• [À FAIRE]:
1. Résumez la liste de notes en deux phrases.
2. Recopiez la liste de notes depuis « [1] Orhan Pamuk, La » jusqu'à « cit., p. 286. », en remplaçant partout « Op. cit. » par « Ouvr. cité ».

• [EXTRAIT SOURCE]:
Œdipe à Istanbul

Notes

[1] Orhan Pamuk, La Femme aux cheveux roux, Paris : Éditions Gallimard, coll. « Du monde entier », traduit du turc par Valérie Gay-Aksoy, 2019.

[2] Ferdowsi, Le Livre des Rois, Arles : Actes Sud, collection « Sindbad », traduit du persan par Jules Mohl, extraits choisis et revus par Gibert Lazard, 2002 ; Le Livre des Rois. Histoire légendaire des rois de Perse, Paris : Imago, traduit du persan par Frouzandeh Brélian-Djahanshahi, 2013.

[3] Op. cit., p. 169.

[4] Op. cit., p. 170.

[5] Op. cit., p. 298.

[6] Op. cit., p. 286.

[7] Alain Fleischer, Le Récidiviste, Paris : Éditions du Seuil, coll. « Fiction & Cie », 2019.

• [ENTRÉES EXTRAITES]:
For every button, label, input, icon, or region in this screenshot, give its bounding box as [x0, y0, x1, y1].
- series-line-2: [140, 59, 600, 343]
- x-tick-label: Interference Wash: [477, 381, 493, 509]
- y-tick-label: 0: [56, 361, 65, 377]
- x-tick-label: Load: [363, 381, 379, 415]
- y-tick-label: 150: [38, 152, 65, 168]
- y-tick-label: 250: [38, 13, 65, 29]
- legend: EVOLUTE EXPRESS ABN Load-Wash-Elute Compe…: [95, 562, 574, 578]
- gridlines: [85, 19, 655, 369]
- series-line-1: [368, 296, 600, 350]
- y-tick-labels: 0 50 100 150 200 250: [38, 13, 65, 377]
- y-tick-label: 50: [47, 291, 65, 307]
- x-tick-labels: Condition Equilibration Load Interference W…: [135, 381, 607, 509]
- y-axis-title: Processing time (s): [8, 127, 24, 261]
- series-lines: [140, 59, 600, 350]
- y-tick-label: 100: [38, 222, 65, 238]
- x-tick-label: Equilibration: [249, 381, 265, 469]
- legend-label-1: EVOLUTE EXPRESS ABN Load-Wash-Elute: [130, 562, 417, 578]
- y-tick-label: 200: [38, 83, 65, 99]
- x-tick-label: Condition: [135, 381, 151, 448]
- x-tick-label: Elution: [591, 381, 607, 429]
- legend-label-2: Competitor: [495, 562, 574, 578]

• [RÉSULTATS PAR TÂCHE]:
1. Les notes renvoient à La Femme aux cheveux roux d'Orhan Pamuk, traduit du turc par Valérie Gay-Aksoy (Gallimard, 2019), et au Livre des Rois de Ferdowsi, cité dans deux traductions du persan parues chez Actes Sud en 2002 et chez Imago en 2013. Elles donnent aussi des renvois aux pages 169, 170, 298 et 286 d'un ouvrage déjà cité et mentionnent Le Récidiviste d'Alain Fleischer (Seuil, 2019).

2.
[1] Orhan Pamuk, La Femme aux cheveux roux, Paris : Éditions Gallimard, coll. « Du monde entier », traduit du turc par Valérie Gay-Aksoy, 2019.

[2] Ferdowsi, Le Livre des Rois, Arles : Actes Sud, collection « Sindbad », traduit du persan par Jules Mohl, extraits choisis et revus par Gibert Lazard, 2002 ; Le Livre des Rois. Histoire légendaire des rois de Perse, Paris : Imago, traduit du persan par Frouzandeh Brélian-Djahanshahi, 2013.

[3] Ouvr. cité, p. 169.

[4] Ouvr. cité, p. 170.

[5] Ouvr. cité, p. 298.

[6] Ouvr. cité, p. 286.